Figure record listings
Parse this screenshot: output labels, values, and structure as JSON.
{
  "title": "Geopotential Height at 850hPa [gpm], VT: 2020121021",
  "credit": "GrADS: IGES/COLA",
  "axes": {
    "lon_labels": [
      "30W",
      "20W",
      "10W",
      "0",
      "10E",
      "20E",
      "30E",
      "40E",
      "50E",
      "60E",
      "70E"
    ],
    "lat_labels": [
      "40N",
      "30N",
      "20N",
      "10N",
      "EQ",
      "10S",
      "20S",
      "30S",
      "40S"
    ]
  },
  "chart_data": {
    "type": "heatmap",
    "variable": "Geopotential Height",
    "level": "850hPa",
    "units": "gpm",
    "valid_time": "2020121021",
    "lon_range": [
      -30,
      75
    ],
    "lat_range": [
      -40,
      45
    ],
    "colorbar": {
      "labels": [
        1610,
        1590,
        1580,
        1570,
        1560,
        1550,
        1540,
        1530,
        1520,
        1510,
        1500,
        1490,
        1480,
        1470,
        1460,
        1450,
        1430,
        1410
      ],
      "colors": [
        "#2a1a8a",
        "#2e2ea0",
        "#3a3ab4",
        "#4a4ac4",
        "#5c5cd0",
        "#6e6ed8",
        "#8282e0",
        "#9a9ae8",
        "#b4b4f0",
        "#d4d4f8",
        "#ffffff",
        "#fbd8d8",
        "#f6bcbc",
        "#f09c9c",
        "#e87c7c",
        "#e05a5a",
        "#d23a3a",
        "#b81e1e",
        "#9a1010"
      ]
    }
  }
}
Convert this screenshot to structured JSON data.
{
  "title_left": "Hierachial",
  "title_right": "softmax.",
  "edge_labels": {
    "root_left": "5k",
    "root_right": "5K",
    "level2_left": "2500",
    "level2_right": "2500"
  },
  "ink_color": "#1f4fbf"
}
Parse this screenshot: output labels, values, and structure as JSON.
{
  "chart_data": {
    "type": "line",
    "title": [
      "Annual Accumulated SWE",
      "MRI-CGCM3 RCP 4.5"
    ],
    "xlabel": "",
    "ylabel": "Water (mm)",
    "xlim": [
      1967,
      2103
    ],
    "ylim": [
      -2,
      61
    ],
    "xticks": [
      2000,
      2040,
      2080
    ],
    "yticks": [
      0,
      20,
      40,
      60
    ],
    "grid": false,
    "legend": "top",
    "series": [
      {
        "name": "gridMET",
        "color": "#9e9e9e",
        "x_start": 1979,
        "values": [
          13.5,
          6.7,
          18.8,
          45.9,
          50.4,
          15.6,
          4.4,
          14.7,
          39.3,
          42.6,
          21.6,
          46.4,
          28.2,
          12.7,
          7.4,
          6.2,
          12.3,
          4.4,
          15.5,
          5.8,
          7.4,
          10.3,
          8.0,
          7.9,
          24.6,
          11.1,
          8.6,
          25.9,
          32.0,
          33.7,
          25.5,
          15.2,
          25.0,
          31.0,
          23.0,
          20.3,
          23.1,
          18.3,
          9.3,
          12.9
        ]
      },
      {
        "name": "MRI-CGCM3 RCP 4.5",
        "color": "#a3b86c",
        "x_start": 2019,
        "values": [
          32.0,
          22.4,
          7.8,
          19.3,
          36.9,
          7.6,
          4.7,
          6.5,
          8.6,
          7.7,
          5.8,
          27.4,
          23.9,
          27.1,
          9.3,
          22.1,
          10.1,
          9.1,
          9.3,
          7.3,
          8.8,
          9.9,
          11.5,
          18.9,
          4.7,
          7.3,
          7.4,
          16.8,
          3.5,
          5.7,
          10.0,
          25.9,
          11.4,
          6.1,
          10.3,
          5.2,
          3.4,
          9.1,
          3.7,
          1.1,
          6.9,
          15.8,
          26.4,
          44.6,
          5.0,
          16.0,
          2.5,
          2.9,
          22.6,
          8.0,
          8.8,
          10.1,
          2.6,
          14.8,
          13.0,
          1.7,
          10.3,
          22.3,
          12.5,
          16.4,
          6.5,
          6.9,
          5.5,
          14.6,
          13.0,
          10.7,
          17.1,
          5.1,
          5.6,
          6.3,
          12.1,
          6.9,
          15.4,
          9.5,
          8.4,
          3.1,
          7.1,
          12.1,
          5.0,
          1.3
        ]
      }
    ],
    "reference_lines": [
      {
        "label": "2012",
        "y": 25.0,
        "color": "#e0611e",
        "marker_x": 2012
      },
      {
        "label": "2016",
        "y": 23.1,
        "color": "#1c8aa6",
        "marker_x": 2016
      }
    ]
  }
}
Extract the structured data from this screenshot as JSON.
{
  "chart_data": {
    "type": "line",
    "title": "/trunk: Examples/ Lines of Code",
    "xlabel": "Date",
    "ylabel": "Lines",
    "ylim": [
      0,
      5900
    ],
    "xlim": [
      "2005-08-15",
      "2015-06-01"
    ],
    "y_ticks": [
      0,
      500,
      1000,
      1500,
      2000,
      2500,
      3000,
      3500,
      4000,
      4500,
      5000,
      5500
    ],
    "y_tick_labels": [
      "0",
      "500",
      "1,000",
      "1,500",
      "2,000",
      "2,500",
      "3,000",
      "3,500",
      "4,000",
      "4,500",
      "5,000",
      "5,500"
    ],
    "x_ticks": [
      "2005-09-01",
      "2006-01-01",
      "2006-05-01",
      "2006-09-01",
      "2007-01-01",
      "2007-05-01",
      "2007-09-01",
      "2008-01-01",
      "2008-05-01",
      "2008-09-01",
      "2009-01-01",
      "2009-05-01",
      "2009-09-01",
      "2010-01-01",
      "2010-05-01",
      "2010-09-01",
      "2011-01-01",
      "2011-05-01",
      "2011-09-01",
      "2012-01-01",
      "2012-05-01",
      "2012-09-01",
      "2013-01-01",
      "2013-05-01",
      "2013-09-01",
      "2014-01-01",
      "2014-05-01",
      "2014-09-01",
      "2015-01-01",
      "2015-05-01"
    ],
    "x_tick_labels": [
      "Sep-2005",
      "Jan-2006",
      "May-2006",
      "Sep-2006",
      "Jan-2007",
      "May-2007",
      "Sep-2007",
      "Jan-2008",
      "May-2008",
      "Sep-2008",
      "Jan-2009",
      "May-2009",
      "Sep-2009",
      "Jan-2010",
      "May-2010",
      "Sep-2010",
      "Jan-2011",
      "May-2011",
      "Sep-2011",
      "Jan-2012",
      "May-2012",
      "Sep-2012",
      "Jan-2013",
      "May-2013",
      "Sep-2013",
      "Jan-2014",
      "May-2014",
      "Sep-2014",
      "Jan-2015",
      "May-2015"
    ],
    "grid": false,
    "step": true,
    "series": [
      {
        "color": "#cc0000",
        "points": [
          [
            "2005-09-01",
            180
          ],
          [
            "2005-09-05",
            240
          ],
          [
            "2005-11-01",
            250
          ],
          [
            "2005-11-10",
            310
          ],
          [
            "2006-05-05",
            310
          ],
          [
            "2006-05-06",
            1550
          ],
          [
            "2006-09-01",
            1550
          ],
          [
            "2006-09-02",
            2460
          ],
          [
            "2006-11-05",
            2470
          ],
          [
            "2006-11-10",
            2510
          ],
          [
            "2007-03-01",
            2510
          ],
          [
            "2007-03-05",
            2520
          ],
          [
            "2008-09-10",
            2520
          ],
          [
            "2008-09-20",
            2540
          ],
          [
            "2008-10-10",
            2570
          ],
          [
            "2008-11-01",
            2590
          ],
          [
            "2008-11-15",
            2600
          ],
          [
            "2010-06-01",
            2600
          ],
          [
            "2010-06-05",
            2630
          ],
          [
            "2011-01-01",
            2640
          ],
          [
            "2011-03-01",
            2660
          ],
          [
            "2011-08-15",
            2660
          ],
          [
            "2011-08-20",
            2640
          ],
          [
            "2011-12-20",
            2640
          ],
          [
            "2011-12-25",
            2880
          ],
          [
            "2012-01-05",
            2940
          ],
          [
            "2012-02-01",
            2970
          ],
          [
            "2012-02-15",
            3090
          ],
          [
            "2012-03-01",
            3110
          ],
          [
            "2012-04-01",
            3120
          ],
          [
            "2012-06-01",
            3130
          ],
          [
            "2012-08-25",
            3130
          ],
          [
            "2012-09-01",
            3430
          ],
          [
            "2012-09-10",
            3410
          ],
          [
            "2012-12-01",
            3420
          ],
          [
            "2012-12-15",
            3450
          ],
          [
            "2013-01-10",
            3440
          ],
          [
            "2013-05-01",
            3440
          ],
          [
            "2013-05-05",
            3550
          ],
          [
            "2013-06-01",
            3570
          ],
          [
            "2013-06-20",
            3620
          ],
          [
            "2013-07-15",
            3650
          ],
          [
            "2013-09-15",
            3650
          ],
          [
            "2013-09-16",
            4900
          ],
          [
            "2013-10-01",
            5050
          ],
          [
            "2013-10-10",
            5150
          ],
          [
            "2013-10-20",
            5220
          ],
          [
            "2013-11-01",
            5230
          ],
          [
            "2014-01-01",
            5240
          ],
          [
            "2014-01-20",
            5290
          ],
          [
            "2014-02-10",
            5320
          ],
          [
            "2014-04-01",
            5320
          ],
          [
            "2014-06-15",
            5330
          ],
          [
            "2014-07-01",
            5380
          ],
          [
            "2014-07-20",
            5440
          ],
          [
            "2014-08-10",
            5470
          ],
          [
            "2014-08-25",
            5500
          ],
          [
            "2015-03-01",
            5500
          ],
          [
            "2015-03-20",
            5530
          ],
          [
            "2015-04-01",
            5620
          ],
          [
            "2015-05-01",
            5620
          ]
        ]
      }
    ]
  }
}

● Instructions to follow
Return, from the data, each line that has the word "screenshot" in it.

● Solution to the exercise
Parse this screenshot: output labels, values, and structure as JSON.
Convert this screenshot to structured JSON data.
Parse this screenshot: output labels, values, and structure as JSON.
Extract the structured data from this screenshot as JSON.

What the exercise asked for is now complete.